__STATED PROBLEM__
Each line containing the word "dowiedzą" must be reported.
>> Begin DATASET
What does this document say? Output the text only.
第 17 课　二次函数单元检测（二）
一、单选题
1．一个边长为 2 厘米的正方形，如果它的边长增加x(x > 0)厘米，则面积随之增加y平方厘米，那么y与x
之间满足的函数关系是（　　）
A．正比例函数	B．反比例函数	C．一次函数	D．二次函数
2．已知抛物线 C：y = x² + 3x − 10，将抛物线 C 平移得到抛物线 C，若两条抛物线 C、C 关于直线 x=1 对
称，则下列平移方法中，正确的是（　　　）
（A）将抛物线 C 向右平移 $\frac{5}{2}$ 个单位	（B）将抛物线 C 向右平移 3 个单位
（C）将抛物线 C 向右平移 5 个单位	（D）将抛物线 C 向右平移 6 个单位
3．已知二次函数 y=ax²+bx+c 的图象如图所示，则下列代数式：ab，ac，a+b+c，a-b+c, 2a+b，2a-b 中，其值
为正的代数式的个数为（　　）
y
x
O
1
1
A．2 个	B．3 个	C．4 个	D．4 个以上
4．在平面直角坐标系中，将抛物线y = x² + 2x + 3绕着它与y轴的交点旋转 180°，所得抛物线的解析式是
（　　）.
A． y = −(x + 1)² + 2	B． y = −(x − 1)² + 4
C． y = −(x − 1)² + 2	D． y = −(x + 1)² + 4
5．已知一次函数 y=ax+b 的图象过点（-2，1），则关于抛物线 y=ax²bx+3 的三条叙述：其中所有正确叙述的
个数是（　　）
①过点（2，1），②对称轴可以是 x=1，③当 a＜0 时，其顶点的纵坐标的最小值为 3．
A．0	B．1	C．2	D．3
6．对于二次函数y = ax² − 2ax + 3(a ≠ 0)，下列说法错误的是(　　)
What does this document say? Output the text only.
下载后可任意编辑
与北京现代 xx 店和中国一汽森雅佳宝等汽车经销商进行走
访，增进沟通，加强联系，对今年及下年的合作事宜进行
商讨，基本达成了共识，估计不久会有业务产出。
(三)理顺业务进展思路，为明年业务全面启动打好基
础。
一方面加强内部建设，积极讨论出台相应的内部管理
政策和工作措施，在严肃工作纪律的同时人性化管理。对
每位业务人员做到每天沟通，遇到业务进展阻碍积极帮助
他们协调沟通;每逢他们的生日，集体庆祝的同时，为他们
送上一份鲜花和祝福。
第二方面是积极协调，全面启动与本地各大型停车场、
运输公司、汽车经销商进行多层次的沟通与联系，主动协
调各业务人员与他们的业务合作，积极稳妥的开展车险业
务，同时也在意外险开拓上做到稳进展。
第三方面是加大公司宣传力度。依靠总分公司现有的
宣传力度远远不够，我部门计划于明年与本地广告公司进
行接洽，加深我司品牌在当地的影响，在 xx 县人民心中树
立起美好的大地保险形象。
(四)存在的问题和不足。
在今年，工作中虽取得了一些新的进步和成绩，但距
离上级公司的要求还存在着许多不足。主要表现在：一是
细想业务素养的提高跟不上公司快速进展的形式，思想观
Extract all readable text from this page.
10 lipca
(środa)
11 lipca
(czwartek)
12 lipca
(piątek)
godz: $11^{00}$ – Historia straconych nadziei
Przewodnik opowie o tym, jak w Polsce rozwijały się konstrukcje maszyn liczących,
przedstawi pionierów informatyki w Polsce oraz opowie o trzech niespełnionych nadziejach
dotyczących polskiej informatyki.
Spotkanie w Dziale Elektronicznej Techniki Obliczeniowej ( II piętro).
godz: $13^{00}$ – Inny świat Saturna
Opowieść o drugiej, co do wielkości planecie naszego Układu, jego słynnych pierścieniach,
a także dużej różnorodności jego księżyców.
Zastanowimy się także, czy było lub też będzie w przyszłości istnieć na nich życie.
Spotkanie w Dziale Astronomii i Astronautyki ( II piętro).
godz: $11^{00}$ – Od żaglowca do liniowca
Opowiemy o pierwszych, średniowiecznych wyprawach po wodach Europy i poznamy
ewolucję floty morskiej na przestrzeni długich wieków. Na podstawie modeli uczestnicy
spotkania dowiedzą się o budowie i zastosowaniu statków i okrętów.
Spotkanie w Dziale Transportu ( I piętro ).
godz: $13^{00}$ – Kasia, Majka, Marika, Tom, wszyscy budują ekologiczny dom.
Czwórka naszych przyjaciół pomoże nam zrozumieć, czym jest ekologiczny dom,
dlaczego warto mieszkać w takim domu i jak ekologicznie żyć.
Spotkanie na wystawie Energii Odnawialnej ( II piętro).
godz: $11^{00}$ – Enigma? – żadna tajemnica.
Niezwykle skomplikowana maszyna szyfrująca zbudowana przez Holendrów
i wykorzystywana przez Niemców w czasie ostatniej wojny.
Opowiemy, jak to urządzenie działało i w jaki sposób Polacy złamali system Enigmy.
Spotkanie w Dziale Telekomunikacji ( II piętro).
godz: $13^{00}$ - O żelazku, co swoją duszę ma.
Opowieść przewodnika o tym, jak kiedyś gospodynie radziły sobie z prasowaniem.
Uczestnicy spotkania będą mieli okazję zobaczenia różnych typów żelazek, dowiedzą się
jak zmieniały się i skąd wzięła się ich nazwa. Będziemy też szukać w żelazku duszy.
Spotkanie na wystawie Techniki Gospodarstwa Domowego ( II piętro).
>> End DATASET
__ANSWER IN FULL__
spotkania dowiedzą się o budowie i zastosowaniu statków i okrętów.
Uczestnicy spotkania będą mieli okazję zobaczenia różnych typów żelazek, dowiedzą się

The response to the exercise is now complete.